**OBJECTIVE**
Here are some records. Copy each one exactly.

[Data entries]
==*==

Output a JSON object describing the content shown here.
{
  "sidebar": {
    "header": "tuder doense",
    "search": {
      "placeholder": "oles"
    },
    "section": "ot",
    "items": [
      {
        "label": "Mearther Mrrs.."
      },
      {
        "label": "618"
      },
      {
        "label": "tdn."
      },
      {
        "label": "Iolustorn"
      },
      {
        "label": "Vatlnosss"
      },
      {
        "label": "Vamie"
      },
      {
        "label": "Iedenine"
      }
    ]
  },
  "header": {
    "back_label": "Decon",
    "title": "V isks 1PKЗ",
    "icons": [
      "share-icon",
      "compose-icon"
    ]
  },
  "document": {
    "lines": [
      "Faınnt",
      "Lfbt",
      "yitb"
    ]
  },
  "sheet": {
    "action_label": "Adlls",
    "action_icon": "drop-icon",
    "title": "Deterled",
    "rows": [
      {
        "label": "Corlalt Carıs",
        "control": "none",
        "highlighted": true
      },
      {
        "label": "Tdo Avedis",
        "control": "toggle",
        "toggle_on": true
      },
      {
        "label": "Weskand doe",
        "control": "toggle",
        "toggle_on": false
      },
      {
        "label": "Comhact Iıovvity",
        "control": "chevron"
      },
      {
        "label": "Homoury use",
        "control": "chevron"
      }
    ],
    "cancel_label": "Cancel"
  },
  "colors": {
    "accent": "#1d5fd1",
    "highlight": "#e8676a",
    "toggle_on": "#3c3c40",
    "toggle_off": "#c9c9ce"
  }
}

==*==

**EXPECTED OUTPUT**
Output a JSON object describing the content shown here.
{
  "sidebar": {
    "header": "tuder doense",
    "search": {
      "placeholder": "oles"
    },
    "section": "ot",
    "items": [
      {
        "label": "Mearther Mrrs.."
      },
      {
        "label": "618"
      },
      {
        "label": "tdn."
      },
      {
        "label": "Iolustorn"
      },
      {
        "label": "Vatlnosss"
      },
      {
        "label": "Vamie"
      },
      {
        "label": "Iedenine"
      }
    ]
  },
  "header": {
    "back_label": "Decon",
    "title": "V isks 1PKЗ",
    "icons": [
      "share-icon",
      "compose-icon"
    ]
  },
  "document": {
    "lines": [
      "Faınnt",
      "Lfbt",
      "yitb"
    ]
  },
  "sheet": {
    "action_label": "Adlls",
    "action_icon": "drop-icon",
    "title": "Deterled",
    "rows": [
      {
        "label": "Corlalt Carıs",
        "control": "none",
        "highlighted": true
      },
      {
        "label": "Tdo Avedis",
        "control": "toggle",
        "toggle_on": true
      },
      {
        "label": "Weskand doe",
        "control": "toggle",
        "toggle_on": false
      },
      {
        "label": "Comhact Iıovvity",
        "control": "chevron"
      },
      {
        "label": "Homoury use",
        "control": "chevron"
      }
    ],
    "cancel_label": "Cancel"
  },
  "colors": {
    "accent": "#1d5fd1",
    "highlight": "#e8676a",
    "toggle_on": "#3c3c40",
    "toggle_off": "#c9c9ce"
  }
}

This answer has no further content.